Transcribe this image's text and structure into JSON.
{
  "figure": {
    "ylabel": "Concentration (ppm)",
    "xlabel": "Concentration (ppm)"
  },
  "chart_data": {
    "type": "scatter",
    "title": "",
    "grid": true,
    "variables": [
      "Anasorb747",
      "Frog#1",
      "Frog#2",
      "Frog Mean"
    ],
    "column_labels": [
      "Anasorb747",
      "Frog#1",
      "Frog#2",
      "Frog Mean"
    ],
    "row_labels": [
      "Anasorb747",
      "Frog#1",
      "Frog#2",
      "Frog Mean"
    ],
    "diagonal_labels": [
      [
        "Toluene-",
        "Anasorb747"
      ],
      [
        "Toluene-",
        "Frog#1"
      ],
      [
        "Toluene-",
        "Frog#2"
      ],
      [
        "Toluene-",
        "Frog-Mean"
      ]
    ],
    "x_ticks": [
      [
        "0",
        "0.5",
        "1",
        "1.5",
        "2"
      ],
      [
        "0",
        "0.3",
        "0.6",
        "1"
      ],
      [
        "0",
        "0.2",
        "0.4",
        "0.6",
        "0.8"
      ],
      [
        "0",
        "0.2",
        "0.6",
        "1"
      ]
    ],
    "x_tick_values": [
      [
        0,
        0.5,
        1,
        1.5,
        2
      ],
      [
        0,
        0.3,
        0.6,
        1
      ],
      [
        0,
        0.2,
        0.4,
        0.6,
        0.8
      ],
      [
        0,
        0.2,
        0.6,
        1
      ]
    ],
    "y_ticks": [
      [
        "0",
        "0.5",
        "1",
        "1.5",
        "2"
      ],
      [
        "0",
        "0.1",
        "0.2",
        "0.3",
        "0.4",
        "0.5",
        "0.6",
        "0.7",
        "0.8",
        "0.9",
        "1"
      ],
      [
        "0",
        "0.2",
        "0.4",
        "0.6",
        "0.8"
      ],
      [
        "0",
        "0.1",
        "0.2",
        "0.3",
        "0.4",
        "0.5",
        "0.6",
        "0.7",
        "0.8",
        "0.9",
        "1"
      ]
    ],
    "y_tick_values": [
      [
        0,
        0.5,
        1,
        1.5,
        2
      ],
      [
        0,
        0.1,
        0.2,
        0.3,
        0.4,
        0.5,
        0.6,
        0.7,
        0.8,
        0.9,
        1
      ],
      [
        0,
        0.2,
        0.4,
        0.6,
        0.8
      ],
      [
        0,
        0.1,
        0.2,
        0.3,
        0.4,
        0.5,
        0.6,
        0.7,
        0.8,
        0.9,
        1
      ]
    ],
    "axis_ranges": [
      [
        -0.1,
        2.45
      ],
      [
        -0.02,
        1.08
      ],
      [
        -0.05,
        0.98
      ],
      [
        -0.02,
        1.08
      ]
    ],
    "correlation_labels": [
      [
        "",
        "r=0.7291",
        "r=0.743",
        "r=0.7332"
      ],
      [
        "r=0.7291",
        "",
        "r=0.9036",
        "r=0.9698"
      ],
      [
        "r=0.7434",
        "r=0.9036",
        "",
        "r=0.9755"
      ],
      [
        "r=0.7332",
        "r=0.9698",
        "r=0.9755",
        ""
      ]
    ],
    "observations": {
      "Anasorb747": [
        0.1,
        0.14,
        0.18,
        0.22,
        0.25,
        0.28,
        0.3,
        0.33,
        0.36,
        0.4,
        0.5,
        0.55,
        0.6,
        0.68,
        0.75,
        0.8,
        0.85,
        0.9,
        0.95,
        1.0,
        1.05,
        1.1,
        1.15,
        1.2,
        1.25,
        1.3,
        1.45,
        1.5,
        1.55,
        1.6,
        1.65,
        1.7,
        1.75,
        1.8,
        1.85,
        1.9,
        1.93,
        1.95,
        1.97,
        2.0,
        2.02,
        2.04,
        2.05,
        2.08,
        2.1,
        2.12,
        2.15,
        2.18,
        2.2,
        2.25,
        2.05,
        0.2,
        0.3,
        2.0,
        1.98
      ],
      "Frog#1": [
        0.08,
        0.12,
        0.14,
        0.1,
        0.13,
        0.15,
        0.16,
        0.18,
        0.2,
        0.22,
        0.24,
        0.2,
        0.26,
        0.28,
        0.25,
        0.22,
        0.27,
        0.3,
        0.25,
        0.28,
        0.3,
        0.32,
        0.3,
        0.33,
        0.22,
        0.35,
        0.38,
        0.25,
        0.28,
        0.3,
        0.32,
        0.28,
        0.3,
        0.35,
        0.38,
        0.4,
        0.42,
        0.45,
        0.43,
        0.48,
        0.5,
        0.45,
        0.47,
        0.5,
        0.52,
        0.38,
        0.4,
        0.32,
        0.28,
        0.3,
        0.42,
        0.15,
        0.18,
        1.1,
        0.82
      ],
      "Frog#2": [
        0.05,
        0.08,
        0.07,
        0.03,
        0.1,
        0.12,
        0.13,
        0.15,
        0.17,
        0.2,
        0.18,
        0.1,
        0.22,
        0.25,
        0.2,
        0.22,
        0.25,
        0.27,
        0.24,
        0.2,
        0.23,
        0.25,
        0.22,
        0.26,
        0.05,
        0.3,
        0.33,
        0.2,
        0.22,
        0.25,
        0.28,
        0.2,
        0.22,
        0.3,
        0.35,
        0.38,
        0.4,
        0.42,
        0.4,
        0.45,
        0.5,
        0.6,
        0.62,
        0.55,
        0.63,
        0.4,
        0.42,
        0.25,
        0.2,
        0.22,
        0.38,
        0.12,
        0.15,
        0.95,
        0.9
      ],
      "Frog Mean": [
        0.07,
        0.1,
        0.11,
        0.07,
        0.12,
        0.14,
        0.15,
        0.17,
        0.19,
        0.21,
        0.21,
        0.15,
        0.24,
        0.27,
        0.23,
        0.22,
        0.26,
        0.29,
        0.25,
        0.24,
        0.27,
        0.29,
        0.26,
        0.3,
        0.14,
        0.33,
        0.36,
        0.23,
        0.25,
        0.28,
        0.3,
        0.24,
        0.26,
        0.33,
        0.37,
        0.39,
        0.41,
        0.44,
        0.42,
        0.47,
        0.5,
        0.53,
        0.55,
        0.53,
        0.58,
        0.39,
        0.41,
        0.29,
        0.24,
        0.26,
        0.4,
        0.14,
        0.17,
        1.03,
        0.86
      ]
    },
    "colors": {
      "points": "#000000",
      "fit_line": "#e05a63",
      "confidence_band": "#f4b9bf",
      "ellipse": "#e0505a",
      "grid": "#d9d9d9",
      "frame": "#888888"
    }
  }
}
────────────────────
THE EXERCISE >> Copy out each line of the data containing the string "Concentration".

REPLY TO THE TASK >>
    "ylabel": "Concentration (ppm)",
    "xlabel": "Concentration (ppm)"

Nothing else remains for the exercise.